--- begin Exercise input ---
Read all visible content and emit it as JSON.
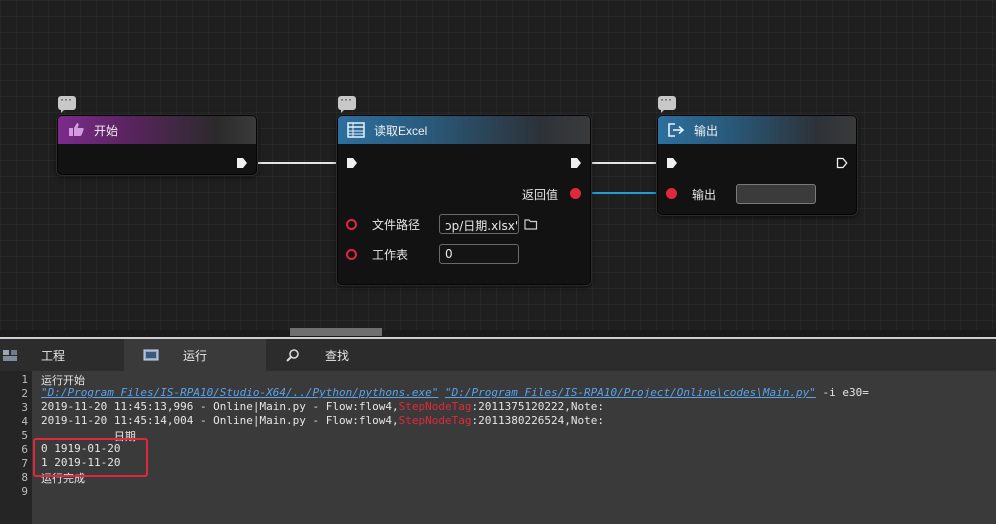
{
  "nodes": {
    "start": {
      "title": "开始",
      "icon": "hand-pointer-icon"
    },
    "read_excel": {
      "title": "读取Excel",
      "icon": "table-grid-icon",
      "return_label": "返回值",
      "file_path_label": "文件路径",
      "file_path_value": "ɔp/日期.xlsx'",
      "sheet_label": "工作表",
      "sheet_value": "0"
    },
    "output": {
      "title": "输出",
      "icon": "export-icon",
      "input_label": "输出",
      "input_value": ""
    }
  },
  "colors": {
    "exec_wire": "#e6e6e6",
    "data_wire": "#1e9fd6",
    "data_pin": "#e0283c",
    "start_header": "#7c2b8c",
    "excel_header": "#2c6f9f"
  },
  "tabs": [
    {
      "label": "工程",
      "icon": "project-icon"
    },
    {
      "label": "运行",
      "icon": "run-console-icon"
    },
    {
      "label": "查找",
      "icon": "search-icon"
    }
  ],
  "console": {
    "line_numbers": [
      "1",
      "2",
      "3",
      "4",
      "5",
      "6",
      "7",
      "8",
      "9"
    ],
    "line1": "运行开始",
    "line2_link1": "\"D:/Program Files/IS-RPA10/Studio-X64/../Python/pythons.exe\"",
    "line2_link2": "\"D:/Program Files/IS-RPA10/Project/Online\\codes\\Main.py\"",
    "line2_suffix": " -i e30=",
    "line3_prefix": "2019-11-20 11:45:13,996 - Online|Main.py - Flow:flow4,",
    "line3_tag": "StepNodeTag",
    "line3_suffix": ":2011375120222,Note:",
    "line4_prefix": "2019-11-20 11:45:14,004 - Online|Main.py - Flow:flow4,",
    "line4_tag": "StepNodeTag",
    "line4_suffix": ":2011380226524,Note:",
    "line5": "           日期",
    "line6": "0 1919-01-20",
    "line7": "1 2019-11-20",
    "line8": "运行完成"
  }
}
--- end Exercise input ---
Task goal =
Quote all the lines above exactly as given. Do not include the pictures.

Task response =
Read all visible content and emit it as JSON.
{
  "nodes": {
    "start": {
      "title": "开始",
      "icon": "hand-pointer-icon"
    },
    "read_excel": {
      "title": "读取Excel",
      "icon": "table-grid-icon",
      "return_label": "返回值",
      "file_path_label": "文件路径",
      "file_path_value": "ɔp/日期.xlsx'",
      "sheet_label": "工作表",
      "sheet_value": "0"
    },
    "output": {
      "title": "输出",
      "icon": "export-icon",
      "input_label": "输出",
      "input_value": ""
    }
  },
  "colors": {
    "exec_wire": "#e6e6e6",
    "data_wire": "#1e9fd6",
    "data_pin": "#e0283c",
    "start_header": "#7c2b8c",
    "excel_header": "#2c6f9f"
  },
  "tabs": [
    {
      "label": "工程",
      "icon": "project-icon"
    },
    {
      "label": "运行",
      "icon": "run-console-icon"
    },
    {
      "label": "查找",
      "icon": "search-icon"
    }
  ],
  "console": {
    "line_numbers": [
      "1",
      "2",
      "3",
      "4",
      "5",
      "6",
      "7",
      "8",
      "9"
    ],
    "line1": "运行开始",
    "line2_link1": "\"D:/Program Files/IS-RPA10/Studio-X64/../Python/pythons.exe\"",
    "line2_link2": "\"D:/Program Files/IS-RPA10/Project/Online\\codes\\Main.py\"",
    "line2_suffix": " -i e30=",
    "line3_prefix": "2019-11-20 11:45:13,996 - Online|Main.py - Flow:flow4,",
    "line3_tag": "StepNodeTag",
    "line3_suffix": ":2011375120222,Note:",
    "line4_prefix": "2019-11-20 11:45:14,004 - Online|Main.py - Flow:flow4,",
    "line4_tag": "StepNodeTag",
    "line4_suffix": ":2011380226524,Note:",
    "line5": "           日期",
    "line6": "0 1919-01-20",
    "line7": "1 2019-11-20",
    "line8": "运行完成"
  }
}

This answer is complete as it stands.